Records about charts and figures

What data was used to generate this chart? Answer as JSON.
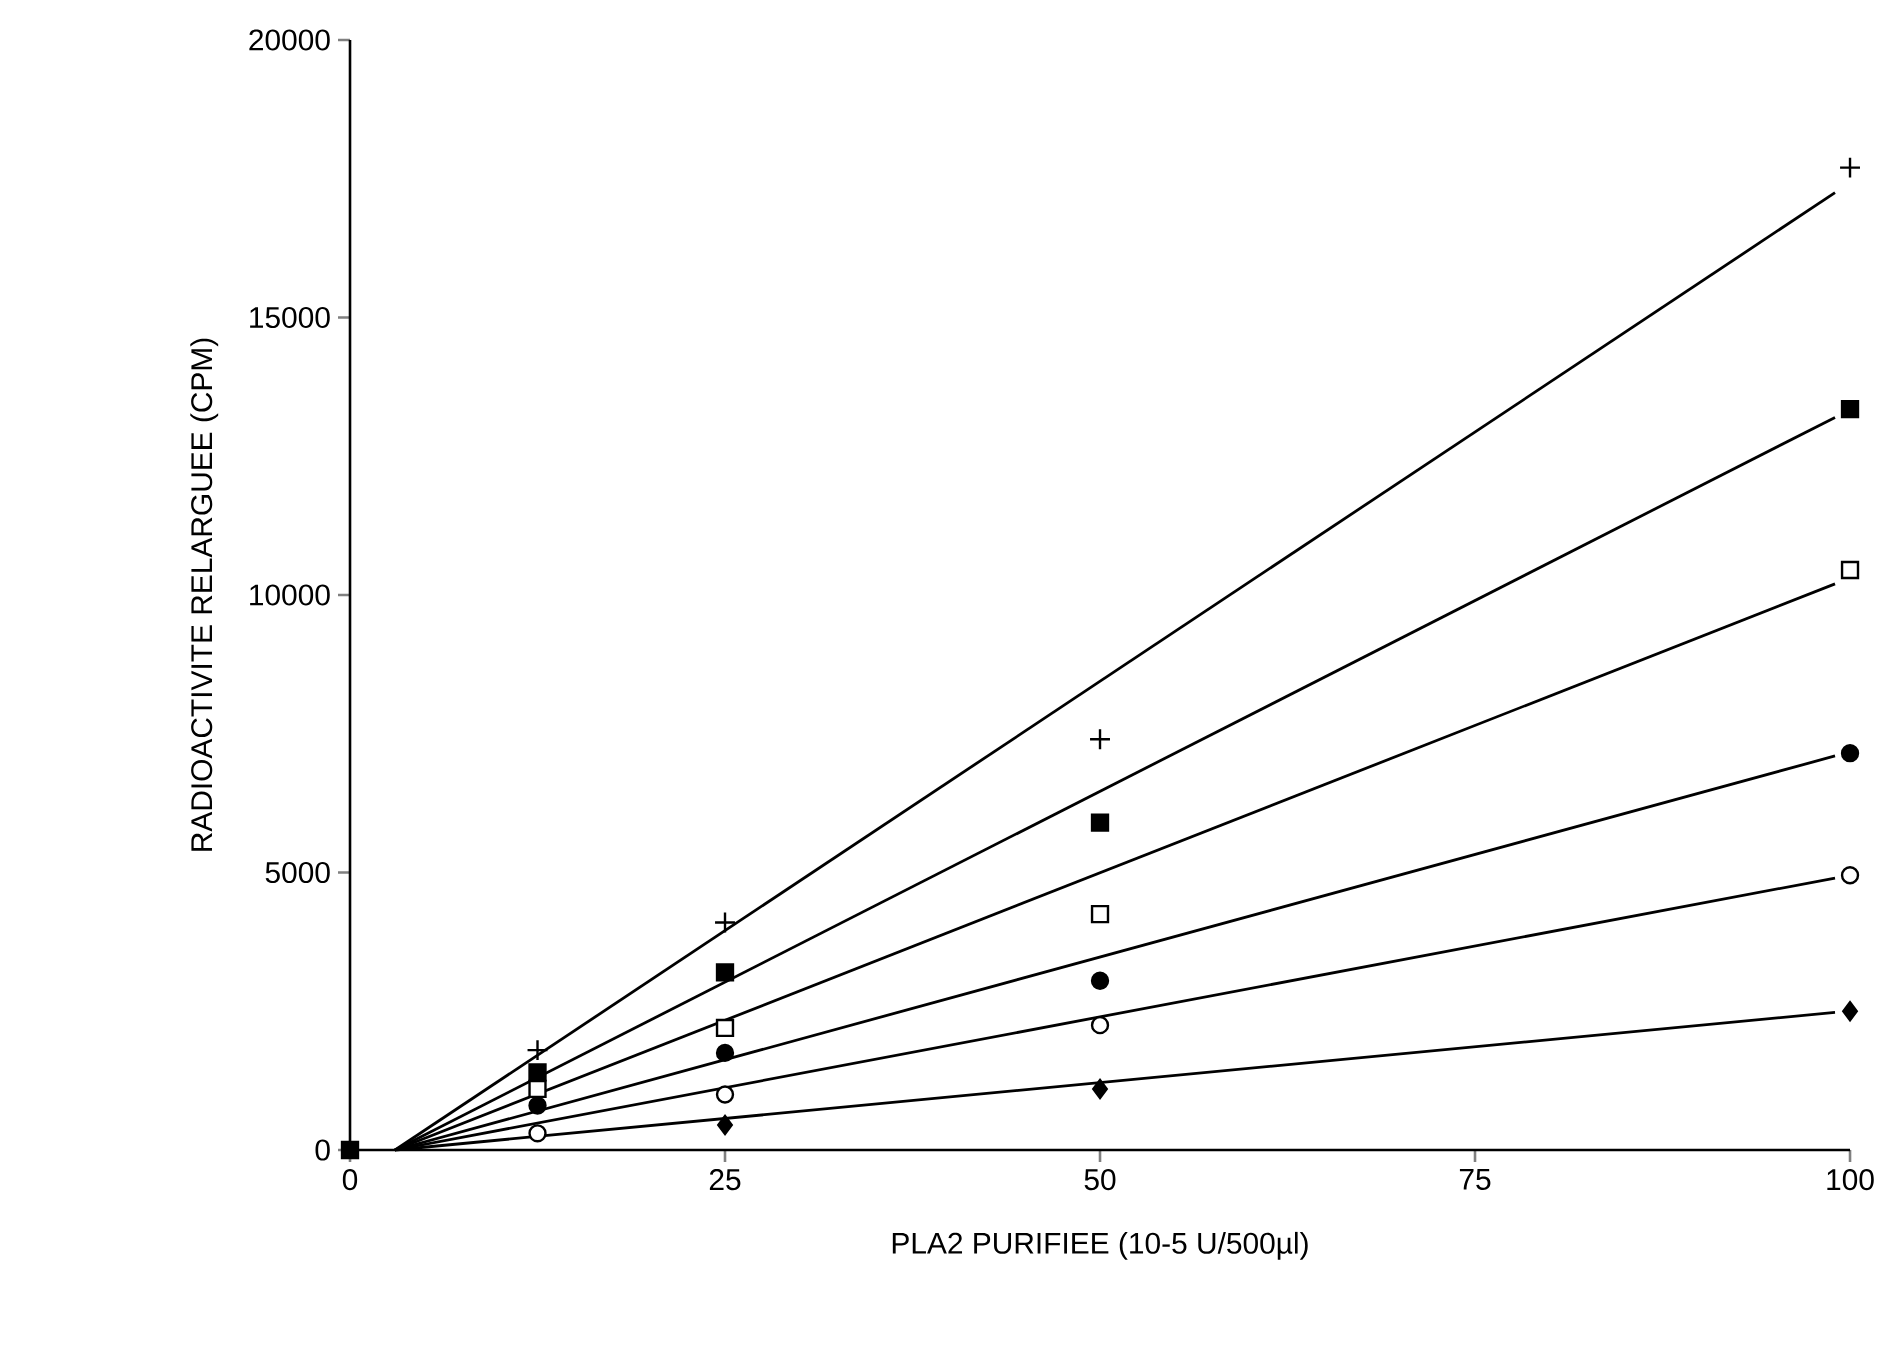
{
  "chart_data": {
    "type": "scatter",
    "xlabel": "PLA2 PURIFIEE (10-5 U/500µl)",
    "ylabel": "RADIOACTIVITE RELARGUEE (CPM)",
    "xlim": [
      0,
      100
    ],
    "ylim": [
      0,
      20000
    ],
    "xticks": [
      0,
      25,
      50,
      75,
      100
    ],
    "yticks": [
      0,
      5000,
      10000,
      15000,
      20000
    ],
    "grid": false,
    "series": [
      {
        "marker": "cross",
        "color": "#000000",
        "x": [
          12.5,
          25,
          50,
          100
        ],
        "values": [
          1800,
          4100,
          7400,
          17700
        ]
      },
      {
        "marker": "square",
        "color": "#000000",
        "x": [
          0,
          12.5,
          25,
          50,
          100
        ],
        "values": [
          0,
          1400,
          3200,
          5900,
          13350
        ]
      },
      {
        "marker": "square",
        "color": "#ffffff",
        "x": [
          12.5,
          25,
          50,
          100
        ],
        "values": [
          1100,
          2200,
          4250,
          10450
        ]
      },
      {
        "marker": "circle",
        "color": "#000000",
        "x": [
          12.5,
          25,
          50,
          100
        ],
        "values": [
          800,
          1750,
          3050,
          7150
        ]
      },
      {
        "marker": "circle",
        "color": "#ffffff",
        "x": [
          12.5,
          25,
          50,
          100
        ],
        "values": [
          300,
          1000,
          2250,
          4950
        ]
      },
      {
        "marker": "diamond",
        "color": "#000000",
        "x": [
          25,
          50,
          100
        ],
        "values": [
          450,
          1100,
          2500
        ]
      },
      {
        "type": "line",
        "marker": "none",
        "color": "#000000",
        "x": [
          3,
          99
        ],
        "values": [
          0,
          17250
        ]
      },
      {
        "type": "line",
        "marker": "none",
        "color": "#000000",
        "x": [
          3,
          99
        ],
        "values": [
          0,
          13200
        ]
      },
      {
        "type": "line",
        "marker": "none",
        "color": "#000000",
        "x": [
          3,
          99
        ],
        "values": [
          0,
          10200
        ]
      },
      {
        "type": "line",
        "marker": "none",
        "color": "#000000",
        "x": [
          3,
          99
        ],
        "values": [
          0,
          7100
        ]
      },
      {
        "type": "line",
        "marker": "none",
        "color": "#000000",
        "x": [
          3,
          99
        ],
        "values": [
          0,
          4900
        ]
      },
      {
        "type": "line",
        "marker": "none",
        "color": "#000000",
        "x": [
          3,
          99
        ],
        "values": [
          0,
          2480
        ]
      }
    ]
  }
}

* * *

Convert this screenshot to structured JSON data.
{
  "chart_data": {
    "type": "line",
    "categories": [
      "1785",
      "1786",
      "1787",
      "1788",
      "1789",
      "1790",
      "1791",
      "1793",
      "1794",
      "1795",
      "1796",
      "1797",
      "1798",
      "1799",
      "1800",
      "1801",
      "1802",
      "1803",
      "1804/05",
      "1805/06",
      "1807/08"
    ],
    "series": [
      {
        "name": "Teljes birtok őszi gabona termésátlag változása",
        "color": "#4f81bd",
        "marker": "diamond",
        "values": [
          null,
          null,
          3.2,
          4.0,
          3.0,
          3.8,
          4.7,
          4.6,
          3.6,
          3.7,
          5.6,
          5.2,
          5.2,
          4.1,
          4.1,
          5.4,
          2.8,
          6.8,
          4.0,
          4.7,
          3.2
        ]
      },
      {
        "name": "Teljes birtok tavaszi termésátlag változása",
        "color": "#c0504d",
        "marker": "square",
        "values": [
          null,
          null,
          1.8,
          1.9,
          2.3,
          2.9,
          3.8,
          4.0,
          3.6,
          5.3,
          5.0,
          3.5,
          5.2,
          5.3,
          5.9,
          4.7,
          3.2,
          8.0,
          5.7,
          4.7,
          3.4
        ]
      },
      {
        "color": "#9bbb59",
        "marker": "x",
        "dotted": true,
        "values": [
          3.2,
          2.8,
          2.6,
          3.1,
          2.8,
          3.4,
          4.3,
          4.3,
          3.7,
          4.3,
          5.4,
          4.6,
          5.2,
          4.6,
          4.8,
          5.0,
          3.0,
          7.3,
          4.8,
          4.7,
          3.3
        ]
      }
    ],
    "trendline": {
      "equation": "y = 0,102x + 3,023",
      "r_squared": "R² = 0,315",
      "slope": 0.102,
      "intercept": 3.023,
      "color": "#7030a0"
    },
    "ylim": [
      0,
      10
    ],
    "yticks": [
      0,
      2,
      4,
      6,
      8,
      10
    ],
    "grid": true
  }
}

> Request
Reproduce each line from the records that contains the word "változása".

> Answer to this task
        "name": "Teljes birtok őszi gabona termésátlag változása",
        "name": "Teljes birtok tavaszi termésátlag változása",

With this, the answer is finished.